## WHAT IS NEEDED:
Provide the number of lines containing the word "ganze", and nothing else.

## EXERCISE DATA:
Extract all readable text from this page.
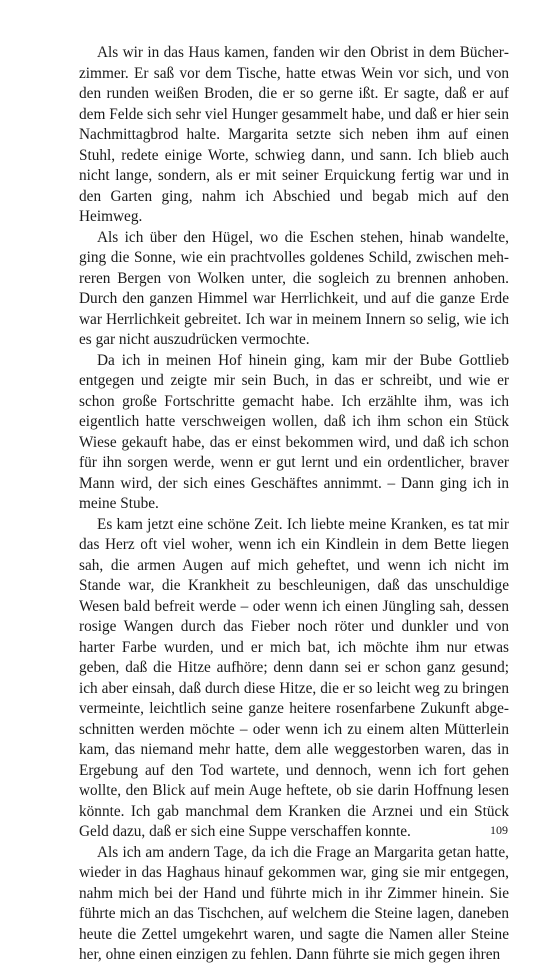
Als wir in das Haus kamen, fanden wir den Obrist in dem Bücherzimmer. Er saß vor dem Tische, hatte etwas Wein vor sich, und von den runden weißen Broden, die er so gerne ißt. Er sagte, daß er auf dem Felde sich sehr viel Hunger gesammelt habe, und daß er hier sein Nachmittagbrod halte. Margarita setzte sich neben ihm auf einen Stuhl, redete einige Worte, schwieg dann, und sann. Ich blieb auch nicht lange, sondern, als er mit seiner Erquickung fertig war und in den Garten ging, nahm ich Abschied und begab mich auf den Heimweg.

Als ich über den Hügel, wo die Eschen stehen, hinab wandelte, ging die Sonne, wie ein prachtvolles goldenes Schild, zwischen mehreren Bergen von Wolken unter, die sogleich zu brennen anhoben. Durch den ganzen Himmel war Herrlichkeit, und auf die ganze Erde war Herrlichkeit gebreitet. Ich war in meinem Innern so selig, wie ich es gar nicht auszudrücken vermochte.

Da ich in meinen Hof hinein ging, kam mir der Bube Gottlieb entgegen und zeigte mir sein Buch, in das er schreibt, und wie er schon große Fortschritte gemacht habe. Ich erzählte ihm, was ich eigentlich hatte verschweigen wollen, daß ich ihm schon ein Stück Wiese gekauft habe, das er einst bekommen wird, und daß ich schon für ihn sorgen werde, wenn er gut lernt und ein ordentlicher, braver Mann wird, der sich eines Geschäftes annimmt. – Dann ging ich in meine Stube.

Es kam jetzt eine schöne Zeit. Ich liebte meine Kranken, es tat mir das Herz oft viel woher, wenn ich ein Kindlein in dem Bette liegen sah, die armen Augen auf mich geheftet, und wenn ich nicht im Stande war, die Krankheit zu beschleunigen, daß das unschuldige Wesen bald befreit werde – oder wenn ich einen Jüngling sah, dessen rosige Wangen durch das Fieber noch röter und dunkler und von harter Farbe wurden, und er mich bat, ich möchte ihm nur etwas geben, daß die Hitze aufhöre; denn dann sei er schon ganz gesund; ich aber einsah, daß durch diese Hitze, die er so leicht weg zu bringen vermeinte, leichtlich seine ganze heitere rosenfarbene Zukunft abgeschnitten werden möchte – oder wenn ich zu einem alten Mütterlein kam, das niemand mehr hatte, dem alle weggestorben waren, das in Ergebung auf den Tod wartete, und dennoch, wenn ich fort gehen wollte, den Blick auf mein Auge heftete, ob sie darin Hoffnung lesen könnte. Ich gab manchmal dem Kranken die Arznei und ein Stück Geld dazu, daß er sich eine Suppe verschaffen konnte.

Als ich am andern Tage, da ich die Frage an Margarita getan hatte, wieder in das Haghaus hinauf gekommen war, ging sie mir entgegen, nahm mich bei der Hand und führte mich in ihr Zimmer hinein. Sie führte mich an das Tischchen, auf welchem die Steine lagen, daneben heute die Zettel umgekehrt waren, und sagte die Namen aller Steine her, ohne einen einzigen zu fehlen. Dann führte sie mich gegen ihren

109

## PROBLEM SOLUTION:
2